Short task >>
Pictures stay out of the copy; set down each line of the listing below exactly.

Source records >>
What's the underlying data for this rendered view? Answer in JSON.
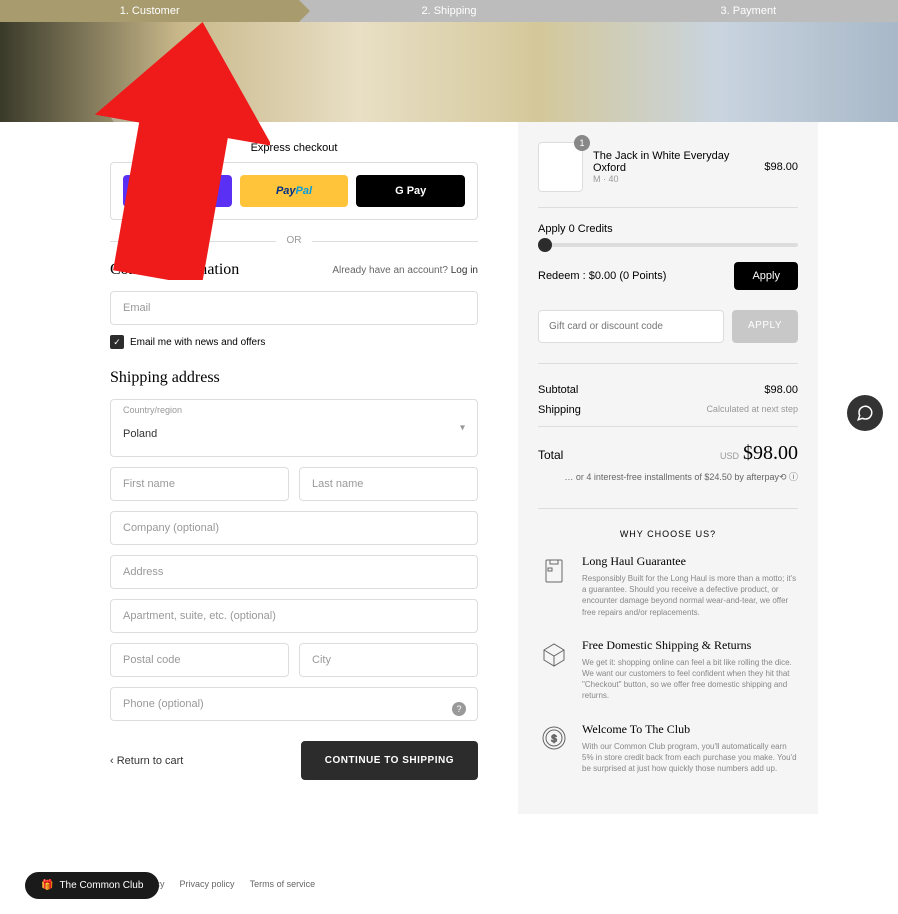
{
  "progress": {
    "step1": "1. Customer",
    "step2": "2. Shipping",
    "step3": "3. Payment"
  },
  "express": {
    "title": "Express checkout",
    "shop_pay": "Pay",
    "paypal": "PayPal",
    "gpay": "G Pay",
    "or": "OR"
  },
  "contact": {
    "title": "Contact information",
    "already": "Already have an account?",
    "login": "Log in",
    "email_placeholder": "Email",
    "news_label": "Email me with news and offers"
  },
  "shipping": {
    "title": "Shipping address",
    "country_label": "Country/region",
    "country_value": "Poland",
    "first_name": "First name",
    "last_name": "Last name",
    "company": "Company (optional)",
    "address": "Address",
    "apartment": "Apartment, suite, etc. (optional)",
    "postal": "Postal code",
    "city": "City",
    "phone": "Phone (optional)"
  },
  "actions": {
    "return": "‹ Return to cart",
    "continue": "CONTINUE TO SHIPPING"
  },
  "cart": {
    "item_name": "The Jack in White Everyday Oxford",
    "item_variant": "M · 40",
    "item_qty": "1",
    "item_price": "$98.00"
  },
  "credits": {
    "apply_label": "Apply 0 Credits",
    "redeem_text": "Redeem : $0.00 (0 Points)",
    "apply_btn": "Apply"
  },
  "promo": {
    "placeholder": "Gift card or discount code",
    "apply": "APPLY"
  },
  "summary": {
    "subtotal_label": "Subtotal",
    "subtotal_value": "$98.00",
    "shipping_label": "Shipping",
    "shipping_value": "Calculated at next step",
    "total_label": "Total",
    "total_currency": "USD",
    "total_value": "$98.00",
    "afterpay": "… or 4 interest-free installments of $24.50 by afterpay⟲ ⓘ"
  },
  "why": {
    "header": "WHY CHOOSE US?",
    "b1_title": "Long Haul Guarantee",
    "b1_desc": "Responsibly Built for the Long Haul is more than a motto; it's a guarantee. Should you receive a defective product, or encounter damage beyond normal wear-and-tear, we offer free repairs and/or replacements.",
    "b2_title": "Free Domestic Shipping & Returns",
    "b2_desc": "We get it: shopping online can feel a bit like rolling the dice. We want our customers to feel confident when they hit that \"Checkout\" button, so we offer free domestic shipping and returns.",
    "b3_title": "Welcome To The Club",
    "b3_desc": "With our Common Club program, you'll automatically earn 5% in store credit back from each purchase you make. You'd be surprised at just how quickly those numbers add up."
  },
  "club": {
    "label": "The Common Club"
  },
  "footer": {
    "refund": "Refund policy",
    "privacy": "Privacy policy",
    "terms": "Terms of service"
  }
}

Result of this exercise >>
What's the underlying data for this rendered view? Answer in JSON.
{
  "progress": {
    "step1": "1. Customer",
    "step2": "2. Shipping",
    "step3": "3. Payment"
  },
  "express": {
    "title": "Express checkout",
    "shop_pay": "Pay",
    "paypal": "PayPal",
    "gpay": "G Pay",
    "or": "OR"
  },
  "contact": {
    "title": "Contact information",
    "already": "Already have an account?",
    "login": "Log in",
    "email_placeholder": "Email",
    "news_label": "Email me with news and offers"
  },
  "shipping": {
    "title": "Shipping address",
    "country_label": "Country/region",
    "country_value": "Poland",
    "first_name": "First name",
    "last_name": "Last name",
    "company": "Company (optional)",
    "address": "Address",
    "apartment": "Apartment, suite, etc. (optional)",
    "postal": "Postal code",
    "city": "City",
    "phone": "Phone (optional)"
  },
  "actions": {
    "return": "‹ Return to cart",
    "continue": "CONTINUE TO SHIPPING"
  },
  "cart": {
    "item_name": "The Jack in White Everyday Oxford",
    "item_variant": "M · 40",
    "item_qty": "1",
    "item_price": "$98.00"
  },
  "credits": {
    "apply_label": "Apply 0 Credits",
    "redeem_text": "Redeem : $0.00 (0 Points)",
    "apply_btn": "Apply"
  },
  "promo": {
    "placeholder": "Gift card or discount code",
    "apply": "APPLY"
  },
  "summary": {
    "subtotal_label": "Subtotal",
    "subtotal_value": "$98.00",
    "shipping_label": "Shipping",
    "shipping_value": "Calculated at next step",
    "total_label": "Total",
    "total_currency": "USD",
    "total_value": "$98.00",
    "afterpay": "… or 4 interest-free installments of $24.50 by afterpay⟲ ⓘ"
  },
  "why": {
    "header": "WHY CHOOSE US?",
    "b1_title": "Long Haul Guarantee",
    "b1_desc": "Responsibly Built for the Long Haul is more than a motto; it's a guarantee. Should you receive a defective product, or encounter damage beyond normal wear-and-tear, we offer free repairs and/or replacements.",
    "b2_title": "Free Domestic Shipping & Returns",
    "b2_desc": "We get it: shopping online can feel a bit like rolling the dice. We want our customers to feel confident when they hit that \"Checkout\" button, so we offer free domestic shipping and returns.",
    "b3_title": "Welcome To The Club",
    "b3_desc": "With our Common Club program, you'll automatically earn 5% in store credit back from each purchase you make. You'd be surprised at just how quickly those numbers add up."
  },
  "club": {
    "label": "The Common Club"
  },
  "footer": {
    "refund": "Refund policy",
    "privacy": "Privacy policy",
    "terms": "Terms of service"
  }
}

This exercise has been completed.